# start of Supplied material

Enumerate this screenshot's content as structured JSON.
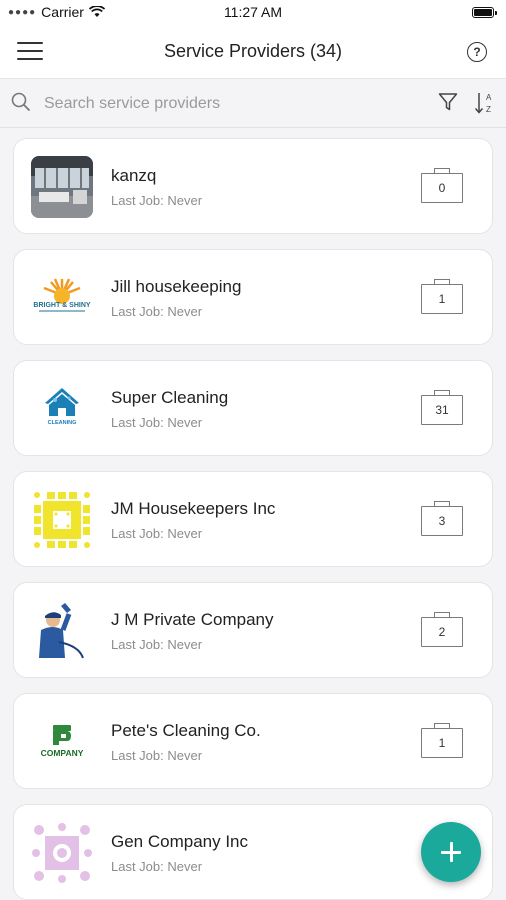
{
  "status_bar": {
    "carrier": "Carrier",
    "time": "11:27 AM"
  },
  "header": {
    "title": "Service Providers (34)"
  },
  "search": {
    "placeholder": "Search service providers"
  },
  "providers": [
    {
      "name": "kanzq",
      "last_job": "Last Job: Never",
      "job_count": "0",
      "logo": "room-photo"
    },
    {
      "name": "Jill housekeeping",
      "last_job": "Last Job: Never",
      "job_count": "1",
      "logo": "bright-shiny-logo",
      "logo_text": "BRIGHT & SHINY"
    },
    {
      "name": "Super Cleaning",
      "last_job": "Last Job: Never",
      "job_count": "31",
      "logo": "cleaning-house-logo",
      "logo_text": "CLEANING"
    },
    {
      "name": "JM Housekeepers Inc",
      "last_job": "Last Job: Never",
      "job_count": "3",
      "logo": "yellow-pattern-logo"
    },
    {
      "name": "J M Private Company",
      "last_job": "Last Job: Never",
      "job_count": "2",
      "logo": "window-cleaner-logo"
    },
    {
      "name": "Pete's Cleaning Co.",
      "last_job": "Last Job: Never",
      "job_count": "1",
      "logo": "company-logo",
      "logo_text": "COMPANY"
    },
    {
      "name": "Gen Company Inc",
      "last_job": "Last Job: Never",
      "job_count": "",
      "logo": "pink-pattern-logo"
    }
  ],
  "colors": {
    "accent": "#1aa99a",
    "background": "#f4f4f6"
  }
}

# end of Supplied material

- [What is expected]: Go through the material above and print all of it exactly, except the pictures.

- [The completed task]:
Enumerate this screenshot's content as structured JSON.
{
  "status_bar": {
    "carrier": "Carrier",
    "time": "11:27 AM"
  },
  "header": {
    "title": "Service Providers (34)"
  },
  "search": {
    "placeholder": "Search service providers"
  },
  "providers": [
    {
      "name": "kanzq",
      "last_job": "Last Job: Never",
      "job_count": "0",
      "logo": "room-photo"
    },
    {
      "name": "Jill housekeeping",
      "last_job": "Last Job: Never",
      "job_count": "1",
      "logo": "bright-shiny-logo",
      "logo_text": "BRIGHT & SHINY"
    },
    {
      "name": "Super Cleaning",
      "last_job": "Last Job: Never",
      "job_count": "31",
      "logo": "cleaning-house-logo",
      "logo_text": "CLEANING"
    },
    {
      "name": "JM Housekeepers Inc",
      "last_job": "Last Job: Never",
      "job_count": "3",
      "logo": "yellow-pattern-logo"
    },
    {
      "name": "J M Private Company",
      "last_job": "Last Job: Never",
      "job_count": "2",
      "logo": "window-cleaner-logo"
    },
    {
      "name": "Pete's Cleaning Co.",
      "last_job": "Last Job: Never",
      "job_count": "1",
      "logo": "company-logo",
      "logo_text": "COMPANY"
    },
    {
      "name": "Gen Company Inc",
      "last_job": "Last Job: Never",
      "job_count": "",
      "logo": "pink-pattern-logo"
    }
  ],
  "colors": {
    "accent": "#1aa99a",
    "background": "#f4f4f6"
  }
}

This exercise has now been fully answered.